■ **MATERIAL**
## BEGIN

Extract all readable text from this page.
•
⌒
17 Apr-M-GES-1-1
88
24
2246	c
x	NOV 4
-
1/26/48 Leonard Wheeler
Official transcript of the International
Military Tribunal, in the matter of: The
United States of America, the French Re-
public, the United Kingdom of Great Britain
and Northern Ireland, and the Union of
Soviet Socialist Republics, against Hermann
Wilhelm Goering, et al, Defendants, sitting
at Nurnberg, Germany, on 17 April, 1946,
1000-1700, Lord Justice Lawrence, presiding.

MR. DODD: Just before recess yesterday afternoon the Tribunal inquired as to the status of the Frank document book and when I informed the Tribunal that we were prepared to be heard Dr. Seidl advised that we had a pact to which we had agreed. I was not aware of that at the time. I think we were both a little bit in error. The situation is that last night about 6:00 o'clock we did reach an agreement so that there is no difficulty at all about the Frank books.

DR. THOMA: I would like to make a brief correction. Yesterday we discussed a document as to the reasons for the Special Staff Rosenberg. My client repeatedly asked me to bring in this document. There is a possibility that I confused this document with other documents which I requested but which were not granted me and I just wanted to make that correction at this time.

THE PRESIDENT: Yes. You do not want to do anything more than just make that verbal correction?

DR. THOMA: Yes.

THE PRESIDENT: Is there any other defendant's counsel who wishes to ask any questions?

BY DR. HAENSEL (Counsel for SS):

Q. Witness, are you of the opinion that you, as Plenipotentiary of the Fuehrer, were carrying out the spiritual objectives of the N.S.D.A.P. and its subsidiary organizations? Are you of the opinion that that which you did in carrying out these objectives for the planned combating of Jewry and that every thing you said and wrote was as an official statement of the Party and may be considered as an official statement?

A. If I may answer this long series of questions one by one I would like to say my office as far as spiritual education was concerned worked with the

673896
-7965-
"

## END

■ **DIRECTIONS**
Pull out all lines from the entries above that include the word "other".

■ **FINISHED TASK**
DR. THOMA: I would like to make a brief correction. Yesterday we discussed a document as to the reasons for the Special Staff Rosenberg. My client repeatedly asked me to bring in this document. There is a possibility that I confused this document with other documents which I requested but which were not granted me and I just wanted to make that correction at this time.
THE PRESIDENT: Is there any other defendant's counsel who wishes to ask any questions?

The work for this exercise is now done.